Given request:
Write the records below out again exactly as given, with no images.

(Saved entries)
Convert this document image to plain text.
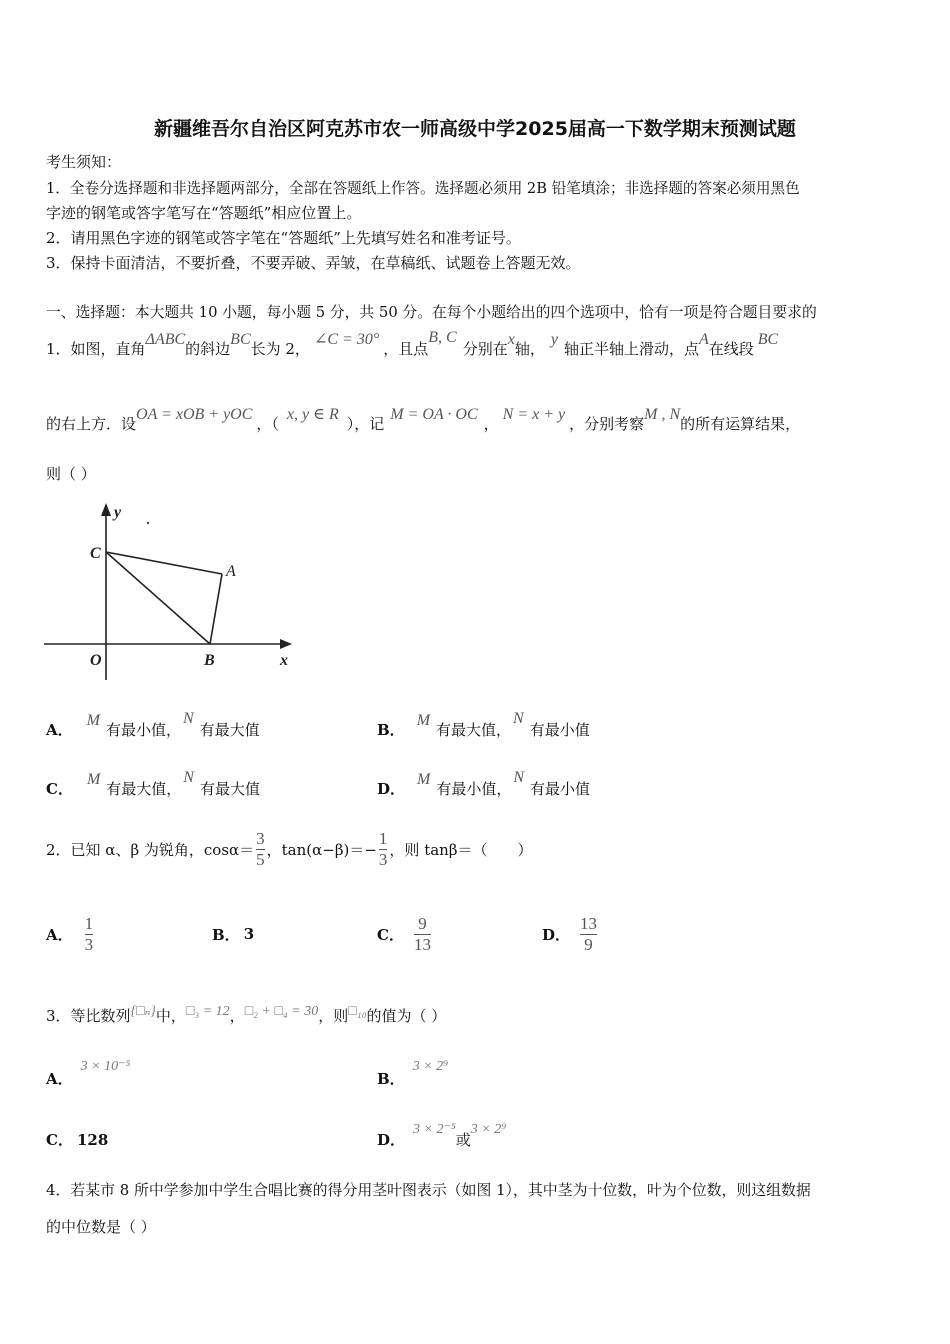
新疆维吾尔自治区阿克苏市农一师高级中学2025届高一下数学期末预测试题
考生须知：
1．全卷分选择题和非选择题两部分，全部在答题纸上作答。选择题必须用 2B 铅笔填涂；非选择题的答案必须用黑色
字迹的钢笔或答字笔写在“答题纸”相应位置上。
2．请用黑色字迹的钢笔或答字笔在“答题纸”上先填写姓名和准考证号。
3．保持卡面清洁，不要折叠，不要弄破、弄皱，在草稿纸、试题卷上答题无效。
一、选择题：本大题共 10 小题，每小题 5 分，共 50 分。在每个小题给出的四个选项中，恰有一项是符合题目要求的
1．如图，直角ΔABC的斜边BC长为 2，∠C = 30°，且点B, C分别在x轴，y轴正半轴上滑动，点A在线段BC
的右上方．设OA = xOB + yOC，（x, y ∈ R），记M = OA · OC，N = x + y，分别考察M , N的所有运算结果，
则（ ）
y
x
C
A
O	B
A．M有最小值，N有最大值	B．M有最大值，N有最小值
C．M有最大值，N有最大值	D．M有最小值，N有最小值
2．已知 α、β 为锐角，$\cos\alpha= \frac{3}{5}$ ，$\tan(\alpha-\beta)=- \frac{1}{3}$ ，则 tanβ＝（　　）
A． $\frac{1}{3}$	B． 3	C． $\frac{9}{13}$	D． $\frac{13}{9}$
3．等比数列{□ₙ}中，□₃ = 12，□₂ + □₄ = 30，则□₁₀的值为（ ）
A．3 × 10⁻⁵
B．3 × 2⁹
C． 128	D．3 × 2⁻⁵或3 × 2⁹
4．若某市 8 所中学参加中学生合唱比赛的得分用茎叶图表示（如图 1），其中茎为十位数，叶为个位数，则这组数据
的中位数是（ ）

Solution to this problem:
Convert this document image to plain text.
新疆维吾尔自治区阿克苏市农一师高级中学2025届高一下数学期末预测试题
考生须知：
1．全卷分选择题和非选择题两部分，全部在答题纸上作答。选择题必须用 2B 铅笔填涂；非选择题的答案必须用黑色
字迹的钢笔或答字笔写在“答题纸”相应位置上。
2．请用黑色字迹的钢笔或答字笔在“答题纸”上先填写姓名和准考证号。
3．保持卡面清洁，不要折叠，不要弄破、弄皱，在草稿纸、试题卷上答题无效。
一、选择题：本大题共 10 小题，每小题 5 分，共 50 分。在每个小题给出的四个选项中，恰有一项是符合题目要求的
1．如图，直角ΔABC的斜边BC长为 2，∠C = 30°，且点B, C分别在x轴，y轴正半轴上滑动，点A在线段BC
的右上方．设OA = xOB + yOC，（x, y ∈ R），记M = OA · OC，N = x + y，分别考察M , N的所有运算结果，
则（ ）
y
x
C
A
O	B
A．M有最小值，N有最大值	B．M有最大值，N有最小值
C．M有最大值，N有最大值	D．M有最小值，N有最小值
2．已知 α、β 为锐角，$\cos\alpha= \frac{3}{5}$ ，$\tan(\alpha-\beta)=- \frac{1}{3}$ ，则 tanβ＝（　　）
A． $\frac{1}{3}$	B． 3	C． $\frac{9}{13}$	D． $\frac{13}{9}$
3．等比数列{□ₙ}中，□₃ = 12，□₂ + □₄ = 30，则□₁₀的值为（ ）
A．3 × 10⁻⁵
B．3 × 2⁹
C． 128	D．3 × 2⁻⁵或3 × 2⁹
4．若某市 8 所中学参加中学生合唱比赛的得分用茎叶图表示（如图 1），其中茎为十位数，叶为个位数，则这组数据
的中位数是（ ）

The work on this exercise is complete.